*TEXT PASSAGE*:
§ §

There I sat, five hours after leaving home, sunburned and wind chapped. I was hungry and thirsty and had spoken about engineering and women’s rights and weddings and which city in South Africa was the best. I had travelled thousands of kilometres the day before, and despite the anticipated excitement, at that moment I just wanted to get back to the love of my life who was sharing nine of our forty hours together this month with this event. But, as it is when your heart and imagination are so desperate for a political leader that can inspire, as soon as Barack Obama walked in I was in awe. I felt hope.

He is a man that walks onto the stage with confidence, and at the same time seems to invite you to challenge him. His body language says “I’m doing a great job, but dare me to do better and I’ll accept the challenge”. He is a leader that speaks with such obvious love and affection for his family that it is heart-warming. He makes you imagine dinner conversations around the table that are heated and passionate and aimed at making a better man and president out of him. He has the privilege of being surrounded by three strong women before he has even left the house.

He spoke with compassion and kindness of Mandela, with pride in the economy in America (he is obviously a big Apple fan), with honesty about ending wars and the damaging impact of colonialism. The questions people asked gave him the opportunity to appear as though he had things under control. I was glad that the last question focused on something a bit more difficult — the US’s environmental policy.

We know the US has a poor track record environmentally — a perfect example of how legislation protecting the environment is not nearly as good as not polluting it in the first place. Recently Obama has changed his tune, saying he’d stop dangerous and environmentally disastrous projects like the Keystone pipeline if they showed the environmental impact would be negative.

§ §

*RECORD LIST*:
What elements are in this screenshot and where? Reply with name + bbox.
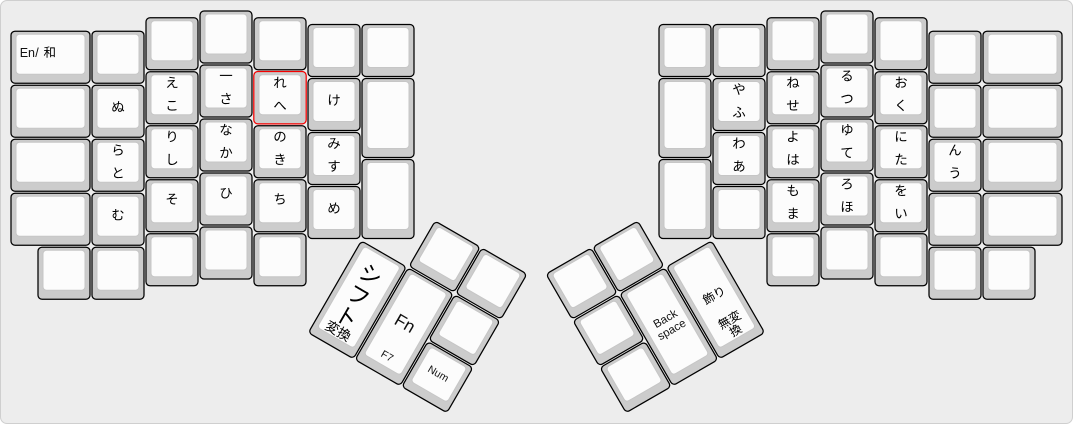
svg-text:/: / bbox=[35, 46, 39, 60]
svg-text:En: En bbox=[20, 46, 35, 60]
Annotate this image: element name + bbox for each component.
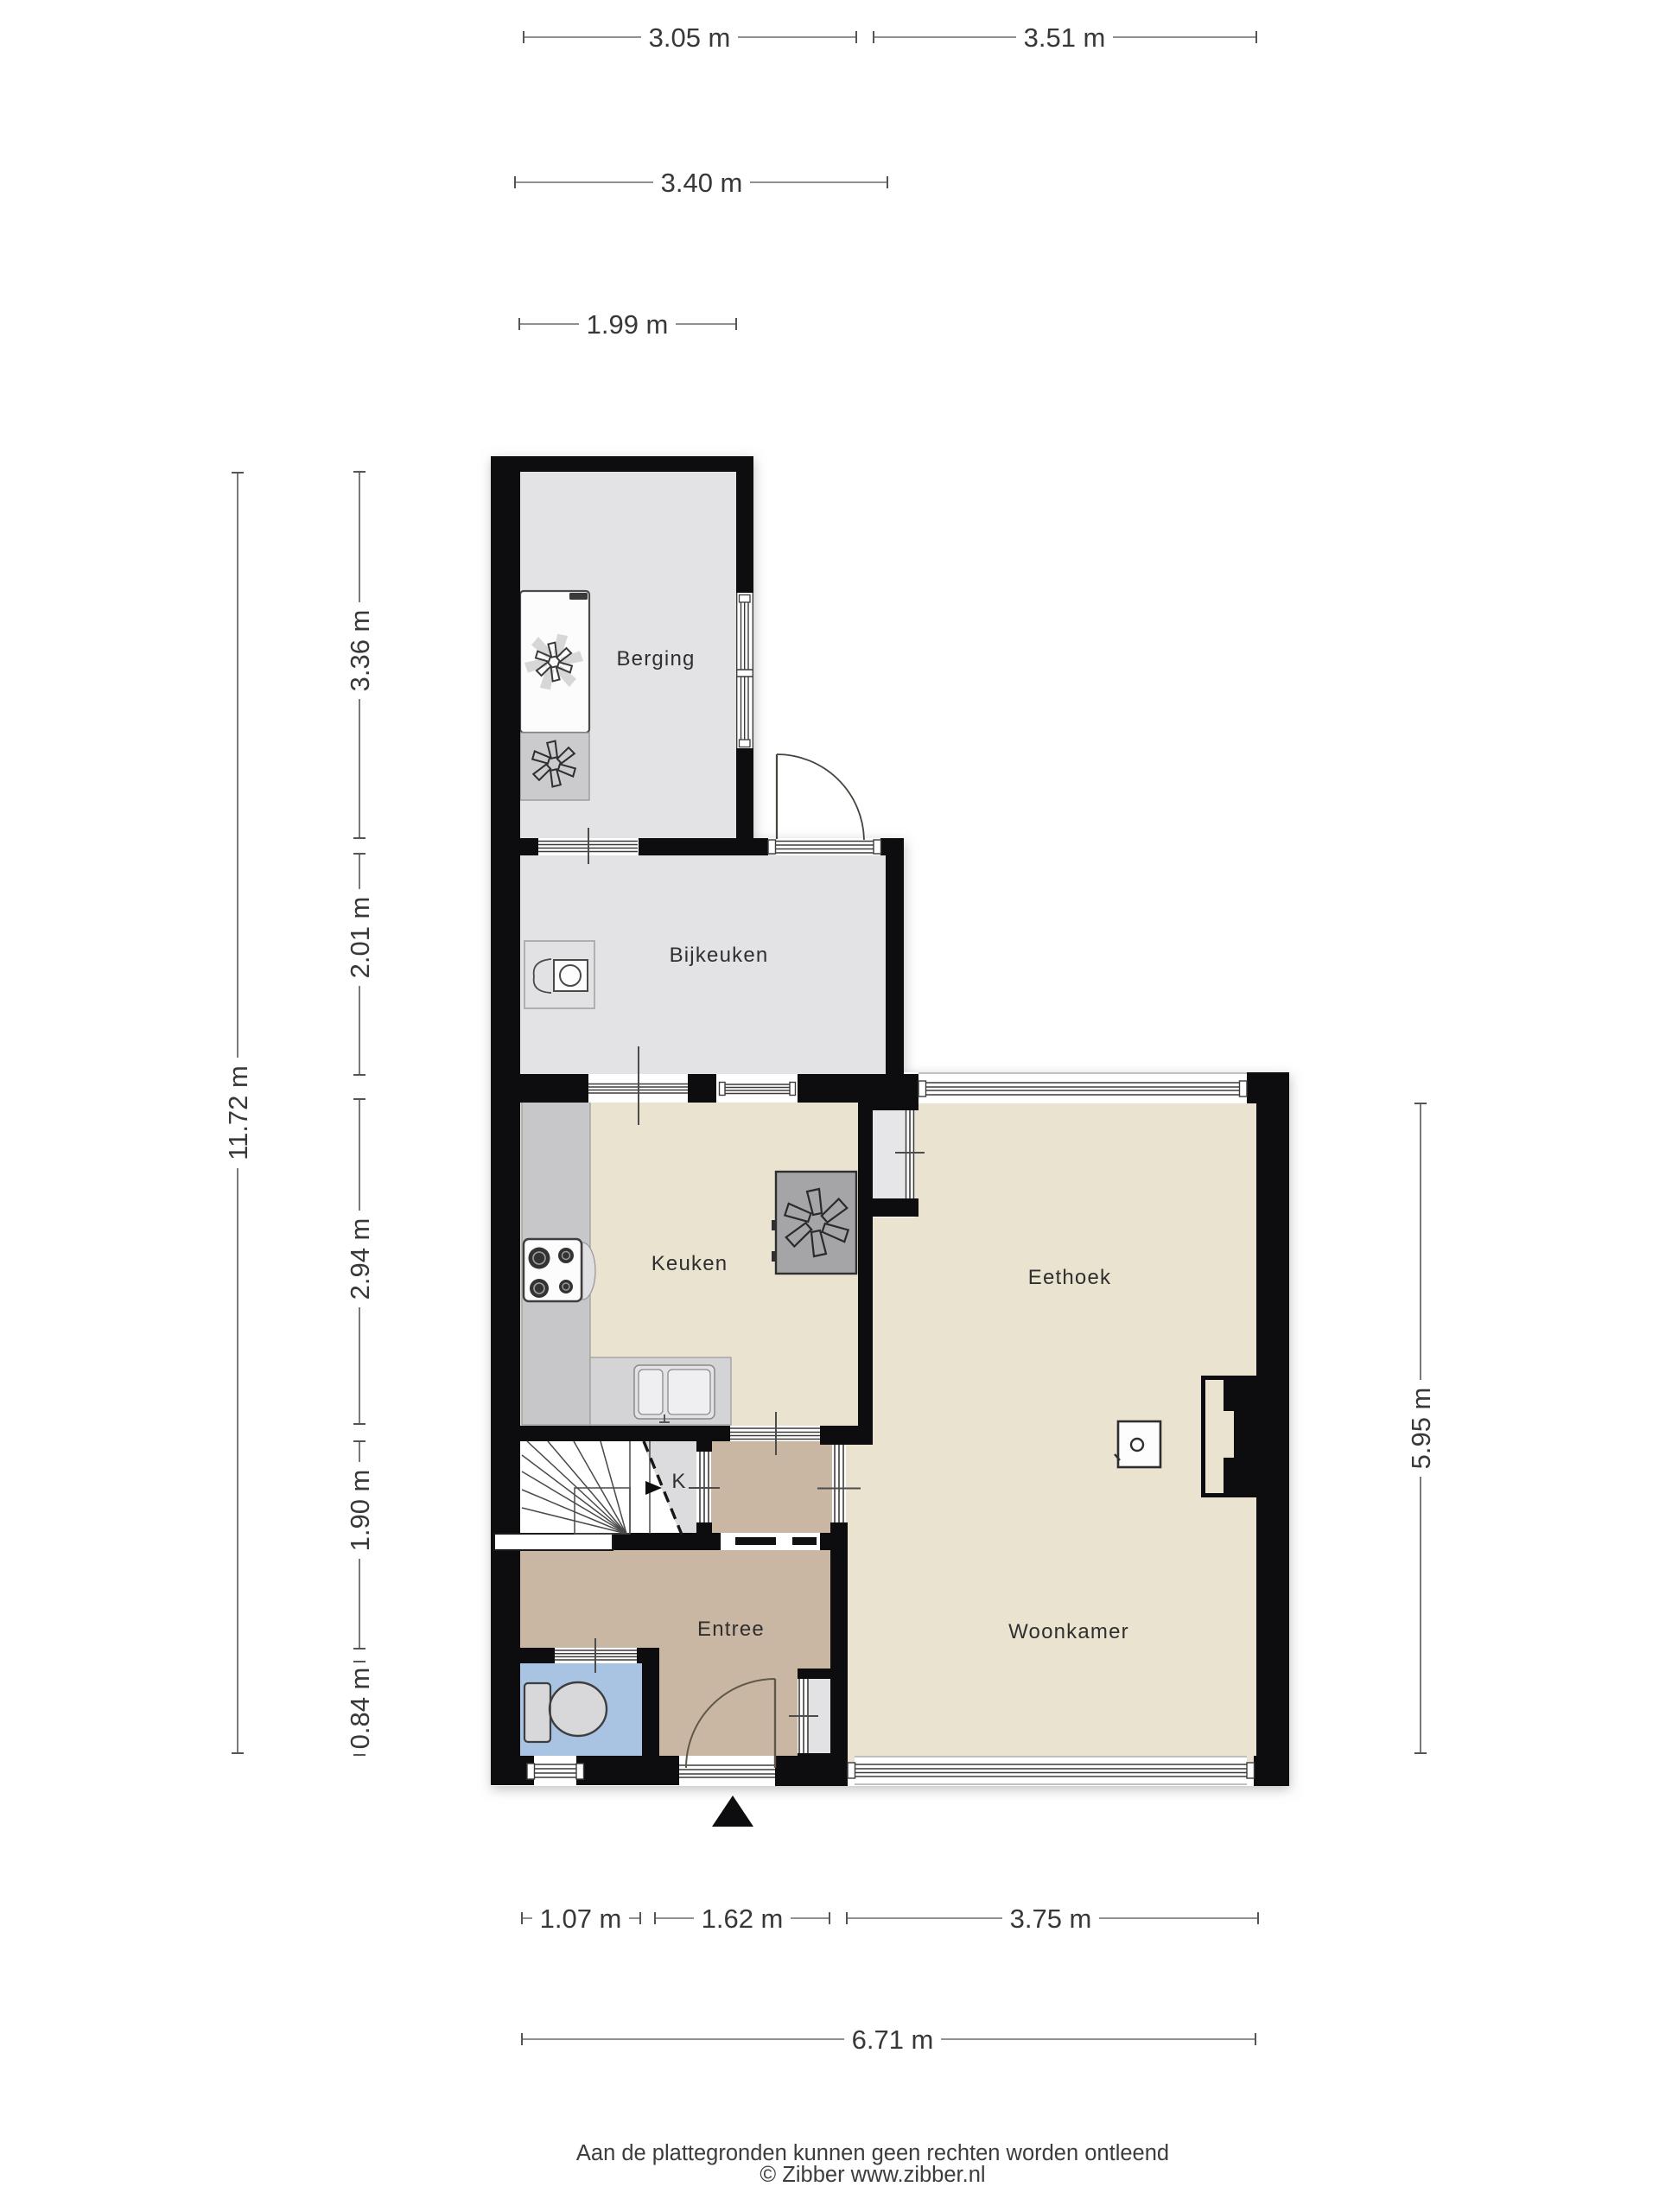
svg-text:5.95 m: 5.95 m (1406, 1388, 1436, 1470)
svg-text:Aan de plattegronden kunnen ge: Aan de plattegronden kunnen geen rechten… (576, 2141, 1169, 2165)
svg-text:Bijkeuken: Bijkeuken (670, 944, 769, 967)
svg-text:1.99 m: 1.99 m (587, 309, 669, 340)
svg-text:11.72 m: 11.72 m (223, 1065, 253, 1160)
svg-text:2.01 m: 2.01 m (345, 897, 375, 979)
svg-text:2.94 m: 2.94 m (345, 1218, 375, 1300)
svg-text:Keuken: Keuken (652, 1252, 728, 1275)
svg-text:3.40 m: 3.40 m (661, 168, 743, 198)
svg-text:Eethoek: Eethoek (1028, 1266, 1111, 1289)
svg-text:K: K (671, 1470, 686, 1493)
svg-text:6.71 m: 6.71 m (852, 2024, 934, 2055)
svg-text:1.07 m: 1.07 m (540, 1904, 622, 1934)
svg-text:1.62 m: 1.62 m (702, 1904, 784, 1934)
svg-text:1.90 m: 1.90 m (345, 1470, 375, 1552)
svg-text:Berging: Berging (616, 647, 695, 671)
svg-text:© Zibber www.zibber.nl: © Zibber www.zibber.nl (760, 2163, 985, 2187)
svg-text:3.36 m: 3.36 m (345, 610, 375, 692)
svg-text:3.51 m: 3.51 m (1024, 22, 1106, 53)
svg-text:3.75 m: 3.75 m (1010, 1904, 1092, 1934)
svg-text:3.05 m: 3.05 m (649, 22, 731, 53)
svg-text:0.84 m: 0.84 m (345, 1668, 375, 1750)
svg-text:Entree: Entree (697, 1618, 765, 1641)
svg-text:Woonkamer: Woonkamer (1008, 1620, 1129, 1643)
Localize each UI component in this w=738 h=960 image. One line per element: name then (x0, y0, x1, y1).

§ §

*SET TASKS*:
(1) In the passage about hearing Barack Obama speak, translate this sentence into Spanish: "He is a man that walks onto the stage with confidence, and at the same time seems to invite you to challenge him."
(2) According to the passage about hearing Barack Obama speak, what was the topic of the last question put to him?
(3) Extend the passage about hearing Barack Obama speak, starting after its final sentence.

*ANSWERS TO THE EXERCISES*:
(1) Es un hombre que sube al escenario con confianza y, al mismo tiempo, parece invitarte a desafiarlo.

(2) The US's environmental policy.

(3)
In South Africa, the Constitution provides the right for all of us to live in an environment that is not bad for our health. Yet we see so often that environmental impact assessments just make sure that companies meet the bare minimum rather than actively going out of their way to protect the land and environment that belongs to all of us. I hope that when President Obama evaluates the impact of Keystone on the environment, he does so in broad strokes, not in a narrowly defined minimum norms and standards type of way. I think the question should be simple — will the innately valuable biodiversity, beauty, and sanctity of the land be improved by Keystone? As someone who grew up in Hawaai, I know he knows the answer to this question in his heart.

As a feminist South African, I know that the environment I live in affects women’s lives most tangibly. I know that times of scarcity will surely follow if we do not address climate change (something Obama readily admits is the biggest environmental challenge we have ever faced in history) and that in times of scarcity violence against women escalates. I have hope that Obama will begin to lead the world in making the right decisions about the environment — I hope too that the South African government will also evaluate the real impact on its people of treating the planet as something expendable in the path to economic growth.

If I had been given the chance I would have asked something even closer to home. I wanted to ask how as president, he would ensure that the rollback of women’s sexual and reproductive health rights in the US came to a stop so that when Malia and Sasha are grown up, they will know that they have a right to make decisions about their own sexual health. But this question of course impacts many women around the world who are dependent on US aid in order to access these rights in their own countries. If the anti-abortion movement in the US gains strength, how will it affect the conditions of our own sexual rights?

We all know that abstinence-only programmes are a slap in the face to many women who cannot negotiate safe sexual interactions because of a patriarchal system that says men have a right to have sex, or because they face physical and sexual violence when they refuse a partner’s sexual advances. We know that most men who will ever go on to rape do so for the first time in their teens, and that as much as 30% of all girls at school have already been the victim of sexual violence. We know that early pregnancy has a profound impact on young girls’ lives — they are more likely to be stigmatised by the education system than supported by it, less likely to complete schooling and further qualifications that can allow them to succeed, escape poverty, or exit violent relationships. Nobody is advocating for abortion as contraception — what feminists and sexual and reproductive health-rights activists are saying is that women are best placed to gage their readiness and ability to raise a child, and that they deserve the right to make decisions about their own bodies. How does he feel knowing that when he leaves office, Sasha and Malia may have fewer sexual rights than when he went in?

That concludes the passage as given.